* Exercise task: Write out all of the data exactly as it appears.

[Start]

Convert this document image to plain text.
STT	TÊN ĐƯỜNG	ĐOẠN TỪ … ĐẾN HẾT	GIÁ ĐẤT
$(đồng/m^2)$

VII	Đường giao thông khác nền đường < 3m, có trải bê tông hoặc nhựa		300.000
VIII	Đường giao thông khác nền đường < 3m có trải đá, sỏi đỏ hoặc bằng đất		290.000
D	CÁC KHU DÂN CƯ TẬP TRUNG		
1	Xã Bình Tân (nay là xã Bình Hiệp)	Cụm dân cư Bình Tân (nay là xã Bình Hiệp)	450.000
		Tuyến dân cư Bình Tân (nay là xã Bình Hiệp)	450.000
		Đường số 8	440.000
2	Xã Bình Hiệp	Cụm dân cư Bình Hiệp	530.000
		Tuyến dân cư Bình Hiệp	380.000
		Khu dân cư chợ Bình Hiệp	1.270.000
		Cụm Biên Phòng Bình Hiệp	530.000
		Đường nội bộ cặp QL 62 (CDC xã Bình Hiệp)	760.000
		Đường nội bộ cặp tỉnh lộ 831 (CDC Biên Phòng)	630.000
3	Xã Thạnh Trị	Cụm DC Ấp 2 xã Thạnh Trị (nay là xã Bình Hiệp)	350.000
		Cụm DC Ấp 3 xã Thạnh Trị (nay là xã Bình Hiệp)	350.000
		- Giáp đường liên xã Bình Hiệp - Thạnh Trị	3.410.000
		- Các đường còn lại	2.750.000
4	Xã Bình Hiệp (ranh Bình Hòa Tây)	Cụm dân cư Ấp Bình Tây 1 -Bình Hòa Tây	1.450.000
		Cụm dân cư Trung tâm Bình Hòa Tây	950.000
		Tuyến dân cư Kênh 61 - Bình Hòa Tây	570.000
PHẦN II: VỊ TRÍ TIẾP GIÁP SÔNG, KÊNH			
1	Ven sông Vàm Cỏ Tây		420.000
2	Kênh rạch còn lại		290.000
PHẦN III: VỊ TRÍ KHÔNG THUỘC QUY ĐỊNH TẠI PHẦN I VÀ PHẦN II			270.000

[End]

* Reply to the exercise:
Convert this document image to plain text.
STT	TÊN ĐƯỜNG	ĐOẠN TỪ … ĐẾN HẾT	GIÁ ĐẤT
$(đồng/m^2)$

VII	Đường giao thông khác nền đường < 3m, có trải bê tông hoặc nhựa		300.000
VIII	Đường giao thông khác nền đường < 3m có trải đá, sỏi đỏ hoặc bằng đất		290.000
D	CÁC KHU DÂN CƯ TẬP TRUNG		
1	Xã Bình Tân (nay là xã Bình Hiệp)	Cụm dân cư Bình Tân (nay là xã Bình Hiệp)	450.000
		Tuyến dân cư Bình Tân (nay là xã Bình Hiệp)	450.000
		Đường số 8	440.000
2	Xã Bình Hiệp	Cụm dân cư Bình Hiệp	530.000
		Tuyến dân cư Bình Hiệp	380.000
		Khu dân cư chợ Bình Hiệp	1.270.000
		Cụm Biên Phòng Bình Hiệp	530.000
		Đường nội bộ cặp QL 62 (CDC xã Bình Hiệp)	760.000
		Đường nội bộ cặp tỉnh lộ 831 (CDC Biên Phòng)	630.000
3	Xã Thạnh Trị	Cụm DC Ấp 2 xã Thạnh Trị (nay là xã Bình Hiệp)	350.000
		Cụm DC Ấp 3 xã Thạnh Trị (nay là xã Bình Hiệp)	350.000
		- Giáp đường liên xã Bình Hiệp - Thạnh Trị	3.410.000
		- Các đường còn lại	2.750.000
4	Xã Bình Hiệp (ranh Bình Hòa Tây)	Cụm dân cư Ấp Bình Tây 1 -Bình Hòa Tây	1.450.000
		Cụm dân cư Trung tâm Bình Hòa Tây	950.000
		Tuyến dân cư Kênh 61 - Bình Hòa Tây	570.000
PHẦN II: VỊ TRÍ TIẾP GIÁP SÔNG, KÊNH			
1	Ven sông Vàm Cỏ Tây		420.000
2	Kênh rạch còn lại		290.000
PHẦN III: VỊ TRÍ KHÔNG THUỘC QUY ĐỊNH TẠI PHẦN I VÀ PHẦN II			270.000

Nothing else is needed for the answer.